Records from a data source
==============================

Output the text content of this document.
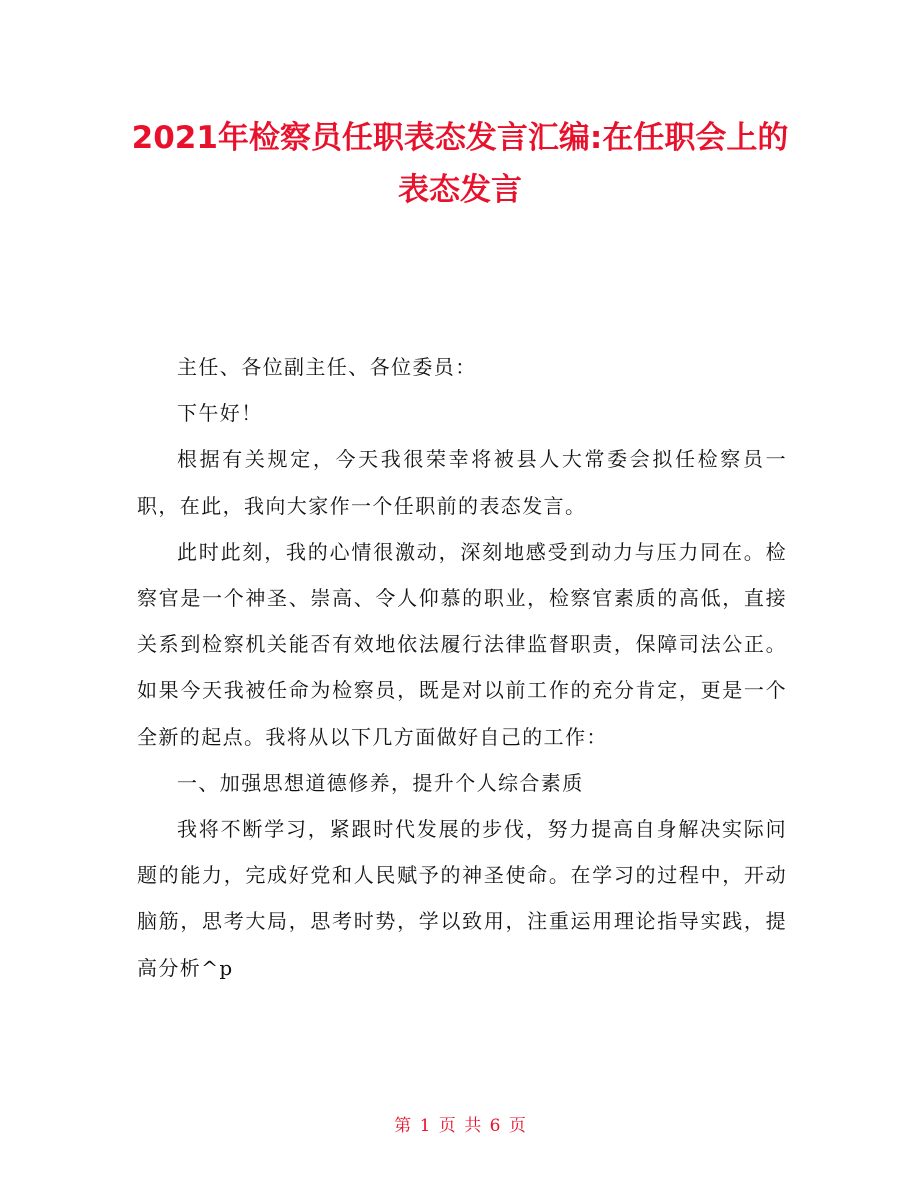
2021年检察员任职表态发言汇编:在任职会上的表态发言

主任、各位副主任、各位委员：

下午好！

根据有关规定，今天我很荣幸将被县人大常委会拟任检察员一职，在此，我向大家作一个任职前的表态发言。

此时此刻，我的心情很激动，深刻地感受到动力与压力同在。检察官是一个神圣、崇高、令人仰慕的职业，检察官素质的高低，直接关系到检察机关能否有效地依法履行法律监督职责，保障司法公正。如果今天我被任命为检察员，既是对以前工作的充分肯定，更是一个全新的起点。我将从以下几方面做好自己的工作：

一、加强思想道德修养，提升个人综合素质

我将不断学习，紧跟时代发展的步伐，努力提高自身解决实际问题的能力，完成好党和人民赋予的神圣使命。在学习的过程中，开动脑筋，思考大局，思考时势，学以致用，注重运用理论指导实践，提高分析^p

第 1 页 共 6 页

==============================

▸ **DESCRIPTION OF THE TASK**
Reproduce each entry verbatim, excluding any embedded images.

▸ **ANSWER IN FULL**
Output the text content of this document.
2021年检察员任职表态发言汇编:在任职会上的表态发言

主任、各位副主任、各位委员：

下午好！

根据有关规定，今天我很荣幸将被县人大常委会拟任检察员一职，在此，我向大家作一个任职前的表态发言。

此时此刻，我的心情很激动，深刻地感受到动力与压力同在。检察官是一个神圣、崇高、令人仰慕的职业，检察官素质的高低，直接关系到检察机关能否有效地依法履行法律监督职责，保障司法公正。如果今天我被任命为检察员，既是对以前工作的充分肯定，更是一个全新的起点。我将从以下几方面做好自己的工作：

一、加强思想道德修养，提升个人综合素质

我将不断学习，紧跟时代发展的步伐，努力提高自身解决实际问题的能力，完成好党和人民赋予的神圣使命。在学习的过程中，开动脑筋，思考大局，思考时势，学以致用，注重运用理论指导实践，提高分析^p

第 1 页 共 6 页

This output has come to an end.